YOUR GOAL
From the listing below, return each line that includes "structured".

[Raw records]
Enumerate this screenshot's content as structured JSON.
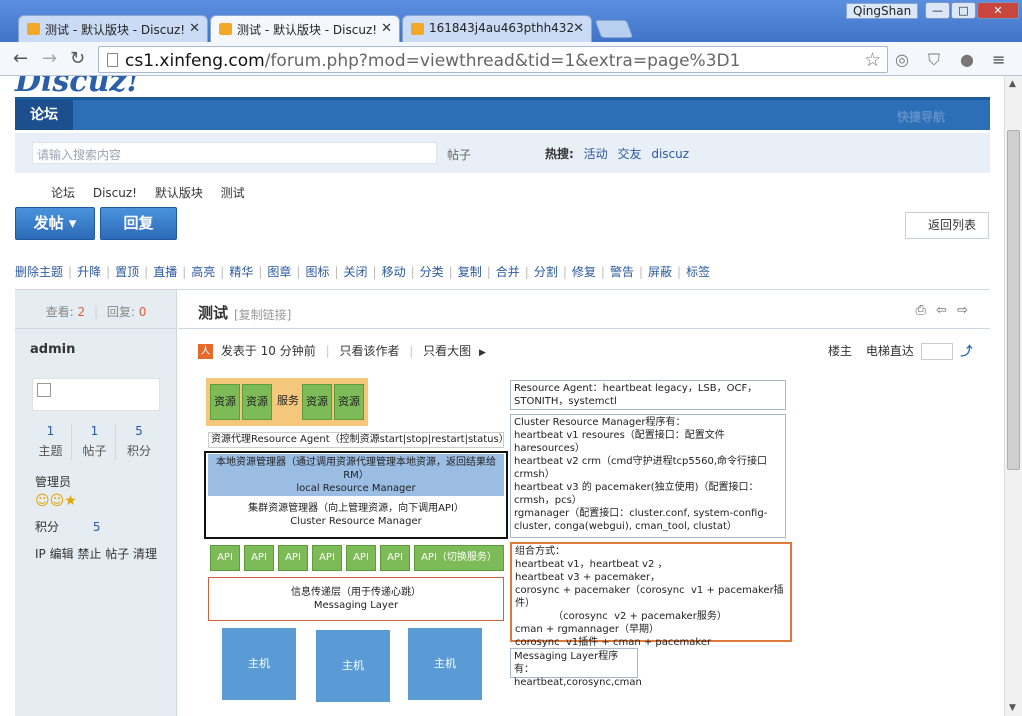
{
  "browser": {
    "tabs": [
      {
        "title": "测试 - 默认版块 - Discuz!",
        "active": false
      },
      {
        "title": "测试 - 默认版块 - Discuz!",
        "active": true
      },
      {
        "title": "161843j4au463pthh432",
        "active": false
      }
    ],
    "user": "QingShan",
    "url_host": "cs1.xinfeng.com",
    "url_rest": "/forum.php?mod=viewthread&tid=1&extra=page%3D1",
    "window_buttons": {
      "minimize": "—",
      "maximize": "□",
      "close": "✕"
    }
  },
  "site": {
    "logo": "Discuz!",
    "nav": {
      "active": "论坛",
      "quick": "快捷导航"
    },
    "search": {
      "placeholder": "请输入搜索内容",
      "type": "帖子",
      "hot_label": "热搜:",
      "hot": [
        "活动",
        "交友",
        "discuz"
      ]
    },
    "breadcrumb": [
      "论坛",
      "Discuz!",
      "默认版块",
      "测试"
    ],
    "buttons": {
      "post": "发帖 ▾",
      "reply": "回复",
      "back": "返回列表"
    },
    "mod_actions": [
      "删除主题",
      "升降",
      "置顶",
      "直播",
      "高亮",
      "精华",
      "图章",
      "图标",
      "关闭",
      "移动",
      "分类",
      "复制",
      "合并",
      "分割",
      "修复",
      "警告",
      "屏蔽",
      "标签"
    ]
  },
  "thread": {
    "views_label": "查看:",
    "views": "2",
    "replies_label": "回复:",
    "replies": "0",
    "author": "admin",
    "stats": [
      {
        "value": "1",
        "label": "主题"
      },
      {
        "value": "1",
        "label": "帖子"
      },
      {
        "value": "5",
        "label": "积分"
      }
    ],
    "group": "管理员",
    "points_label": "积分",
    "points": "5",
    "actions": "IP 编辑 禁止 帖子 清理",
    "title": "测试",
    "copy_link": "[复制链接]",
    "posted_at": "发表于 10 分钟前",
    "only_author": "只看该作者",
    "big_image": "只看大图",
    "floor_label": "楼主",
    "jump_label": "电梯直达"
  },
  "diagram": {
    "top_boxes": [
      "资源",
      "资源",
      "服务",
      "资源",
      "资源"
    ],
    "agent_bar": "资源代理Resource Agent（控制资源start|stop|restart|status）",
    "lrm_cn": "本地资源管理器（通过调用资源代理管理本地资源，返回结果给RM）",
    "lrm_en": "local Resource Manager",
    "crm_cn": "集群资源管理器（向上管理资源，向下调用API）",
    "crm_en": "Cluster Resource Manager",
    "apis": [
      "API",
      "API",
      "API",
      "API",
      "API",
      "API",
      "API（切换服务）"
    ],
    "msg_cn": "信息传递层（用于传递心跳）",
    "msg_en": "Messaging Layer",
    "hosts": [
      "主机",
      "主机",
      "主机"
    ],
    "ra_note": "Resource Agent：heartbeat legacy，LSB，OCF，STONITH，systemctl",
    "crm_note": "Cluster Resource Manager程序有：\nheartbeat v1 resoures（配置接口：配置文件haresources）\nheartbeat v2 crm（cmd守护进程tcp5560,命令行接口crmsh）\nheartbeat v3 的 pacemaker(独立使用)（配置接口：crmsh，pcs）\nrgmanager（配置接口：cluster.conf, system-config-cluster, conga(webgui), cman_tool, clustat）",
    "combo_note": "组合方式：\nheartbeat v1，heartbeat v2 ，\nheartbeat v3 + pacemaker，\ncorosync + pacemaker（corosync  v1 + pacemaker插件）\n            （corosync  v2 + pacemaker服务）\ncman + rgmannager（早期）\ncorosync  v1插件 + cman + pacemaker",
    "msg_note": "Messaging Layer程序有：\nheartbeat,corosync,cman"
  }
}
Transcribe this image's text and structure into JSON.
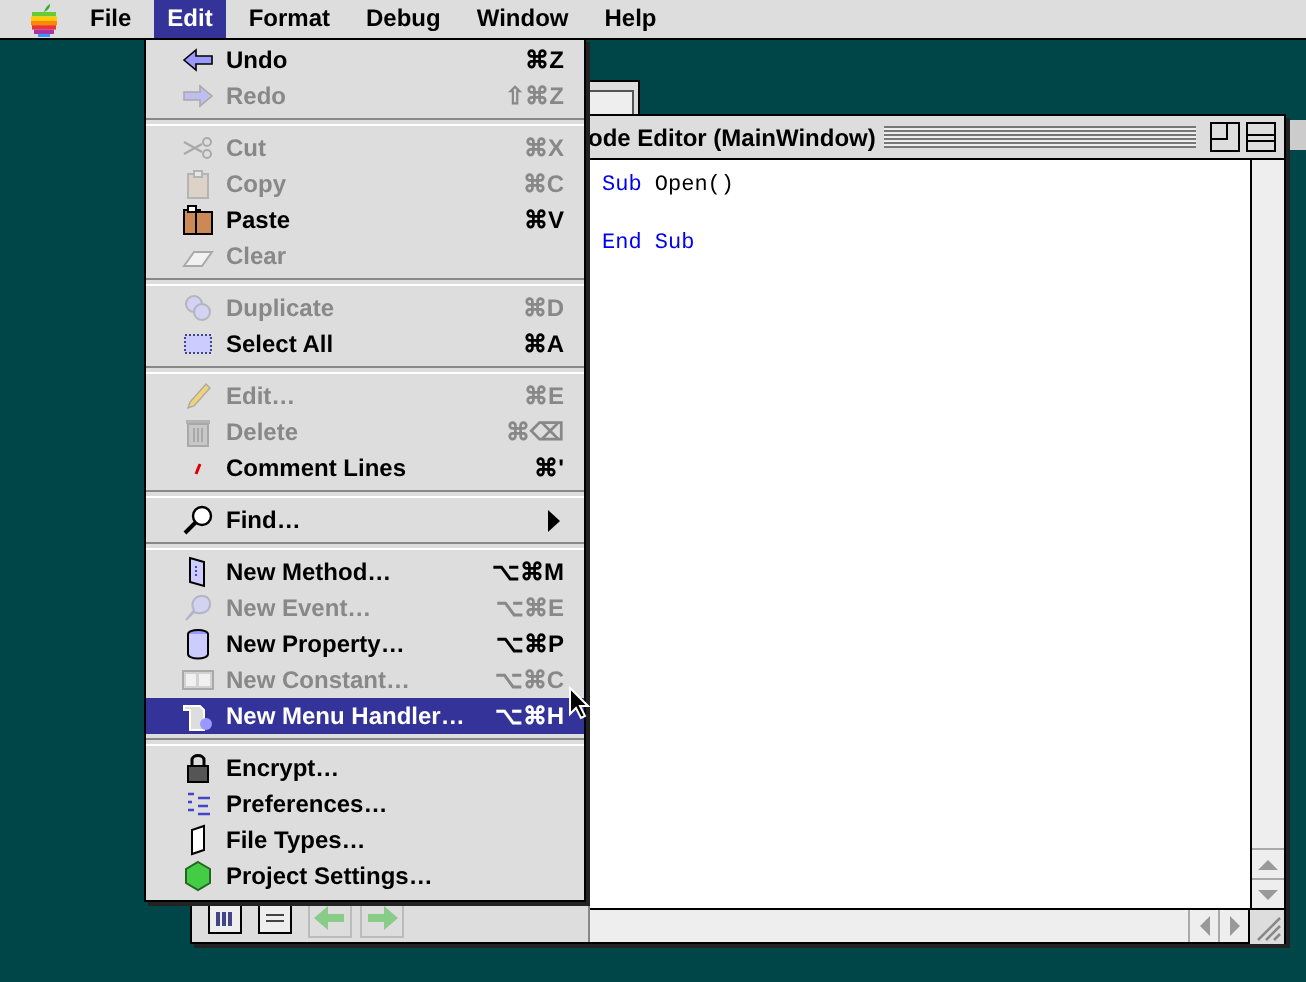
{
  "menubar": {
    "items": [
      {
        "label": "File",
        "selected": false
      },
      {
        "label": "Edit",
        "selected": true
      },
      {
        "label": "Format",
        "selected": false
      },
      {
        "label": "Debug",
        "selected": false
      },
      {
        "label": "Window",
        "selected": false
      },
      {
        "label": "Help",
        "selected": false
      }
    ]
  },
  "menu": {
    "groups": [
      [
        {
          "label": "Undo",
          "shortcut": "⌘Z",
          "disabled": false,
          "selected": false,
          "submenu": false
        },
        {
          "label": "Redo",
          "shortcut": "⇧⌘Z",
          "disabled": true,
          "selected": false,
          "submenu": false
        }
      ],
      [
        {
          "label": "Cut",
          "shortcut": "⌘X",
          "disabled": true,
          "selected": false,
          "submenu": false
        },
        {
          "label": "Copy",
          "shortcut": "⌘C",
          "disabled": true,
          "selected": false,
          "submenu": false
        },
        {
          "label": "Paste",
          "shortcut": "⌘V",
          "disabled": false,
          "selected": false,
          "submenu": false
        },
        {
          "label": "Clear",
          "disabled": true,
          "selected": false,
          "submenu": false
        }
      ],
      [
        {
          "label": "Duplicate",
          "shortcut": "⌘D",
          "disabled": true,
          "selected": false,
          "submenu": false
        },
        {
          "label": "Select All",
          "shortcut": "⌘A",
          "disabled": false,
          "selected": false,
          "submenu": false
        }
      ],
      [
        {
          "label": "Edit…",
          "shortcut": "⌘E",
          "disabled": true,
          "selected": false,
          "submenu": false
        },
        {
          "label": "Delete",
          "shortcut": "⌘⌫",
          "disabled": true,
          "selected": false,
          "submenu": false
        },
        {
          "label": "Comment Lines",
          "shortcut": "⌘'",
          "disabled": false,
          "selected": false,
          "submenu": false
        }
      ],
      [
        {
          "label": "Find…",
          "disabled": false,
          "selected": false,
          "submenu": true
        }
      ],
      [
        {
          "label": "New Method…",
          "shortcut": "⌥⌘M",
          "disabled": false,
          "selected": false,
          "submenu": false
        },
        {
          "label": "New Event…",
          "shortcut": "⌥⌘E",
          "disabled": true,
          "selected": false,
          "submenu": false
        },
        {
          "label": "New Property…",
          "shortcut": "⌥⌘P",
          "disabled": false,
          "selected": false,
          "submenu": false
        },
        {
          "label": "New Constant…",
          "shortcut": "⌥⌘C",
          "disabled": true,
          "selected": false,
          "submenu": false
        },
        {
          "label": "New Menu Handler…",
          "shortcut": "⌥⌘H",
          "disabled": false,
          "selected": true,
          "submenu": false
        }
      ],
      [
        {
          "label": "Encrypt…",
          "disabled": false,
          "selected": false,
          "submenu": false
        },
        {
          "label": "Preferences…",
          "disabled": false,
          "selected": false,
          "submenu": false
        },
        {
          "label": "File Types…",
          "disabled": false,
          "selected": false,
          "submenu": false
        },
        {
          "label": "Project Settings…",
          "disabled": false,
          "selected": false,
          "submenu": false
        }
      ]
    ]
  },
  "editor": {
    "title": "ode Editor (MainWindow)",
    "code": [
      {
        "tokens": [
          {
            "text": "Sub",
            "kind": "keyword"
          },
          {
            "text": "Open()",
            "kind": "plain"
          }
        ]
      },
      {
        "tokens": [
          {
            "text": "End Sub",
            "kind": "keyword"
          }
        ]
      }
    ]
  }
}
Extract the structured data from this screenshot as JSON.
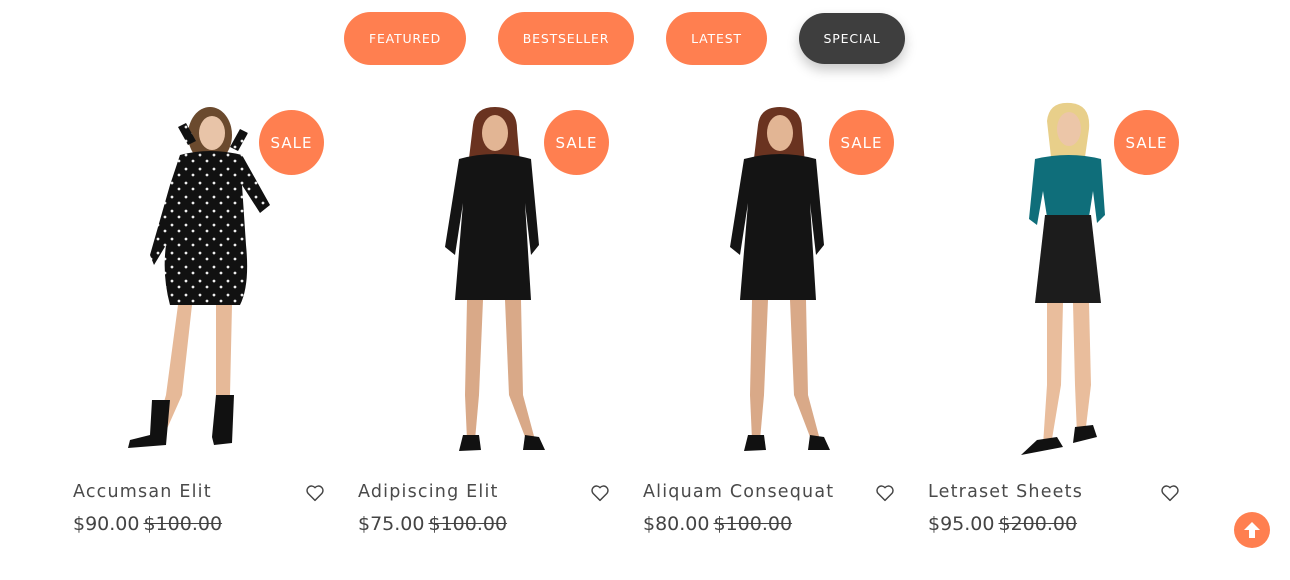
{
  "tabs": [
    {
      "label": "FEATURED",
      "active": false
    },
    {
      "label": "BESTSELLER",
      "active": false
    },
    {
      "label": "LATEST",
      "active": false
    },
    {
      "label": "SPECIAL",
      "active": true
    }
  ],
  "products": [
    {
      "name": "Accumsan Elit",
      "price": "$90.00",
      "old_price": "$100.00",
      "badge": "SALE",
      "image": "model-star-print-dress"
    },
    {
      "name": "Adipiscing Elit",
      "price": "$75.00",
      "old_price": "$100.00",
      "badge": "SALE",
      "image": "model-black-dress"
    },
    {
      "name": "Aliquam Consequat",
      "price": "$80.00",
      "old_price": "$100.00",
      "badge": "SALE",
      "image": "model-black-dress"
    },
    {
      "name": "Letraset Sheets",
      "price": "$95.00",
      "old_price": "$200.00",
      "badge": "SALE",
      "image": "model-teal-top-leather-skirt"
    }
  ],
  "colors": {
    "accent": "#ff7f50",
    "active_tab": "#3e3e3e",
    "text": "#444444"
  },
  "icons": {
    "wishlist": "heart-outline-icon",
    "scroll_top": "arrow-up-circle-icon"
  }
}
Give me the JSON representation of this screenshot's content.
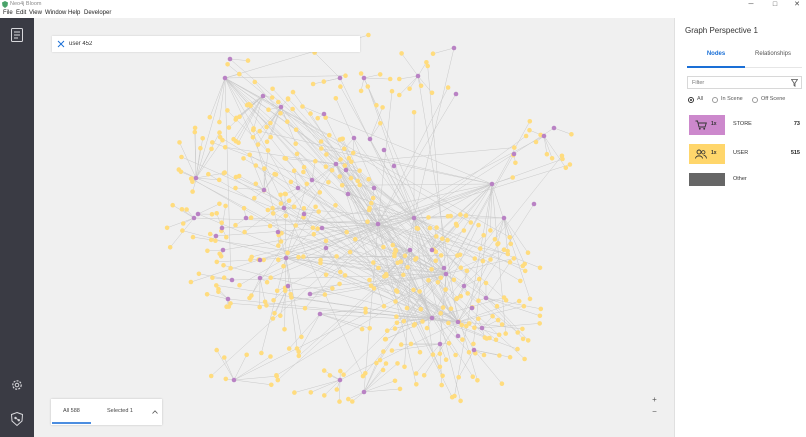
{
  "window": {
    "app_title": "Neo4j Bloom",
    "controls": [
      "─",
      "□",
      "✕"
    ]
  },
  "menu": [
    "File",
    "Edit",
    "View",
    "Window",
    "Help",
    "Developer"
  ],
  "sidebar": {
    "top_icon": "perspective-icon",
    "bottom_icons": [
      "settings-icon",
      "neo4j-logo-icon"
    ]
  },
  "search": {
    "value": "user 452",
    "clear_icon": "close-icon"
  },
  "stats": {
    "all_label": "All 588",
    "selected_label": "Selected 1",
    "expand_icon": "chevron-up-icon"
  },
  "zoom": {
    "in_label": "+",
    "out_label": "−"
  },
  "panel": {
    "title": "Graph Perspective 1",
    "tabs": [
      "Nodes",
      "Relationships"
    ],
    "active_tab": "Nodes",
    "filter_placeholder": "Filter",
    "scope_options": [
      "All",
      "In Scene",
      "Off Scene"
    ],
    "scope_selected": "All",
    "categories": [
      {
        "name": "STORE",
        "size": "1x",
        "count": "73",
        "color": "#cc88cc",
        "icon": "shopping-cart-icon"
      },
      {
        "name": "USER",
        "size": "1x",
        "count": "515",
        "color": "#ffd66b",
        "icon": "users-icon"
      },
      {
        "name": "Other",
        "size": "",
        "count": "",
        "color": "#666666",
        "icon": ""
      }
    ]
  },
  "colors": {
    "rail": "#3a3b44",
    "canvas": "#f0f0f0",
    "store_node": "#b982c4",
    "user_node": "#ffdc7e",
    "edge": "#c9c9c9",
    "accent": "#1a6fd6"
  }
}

EXPECTED ANSWER
Enumerate this screenshot's content as structured JSON.
Extract the structured data from this screenshot as JSON.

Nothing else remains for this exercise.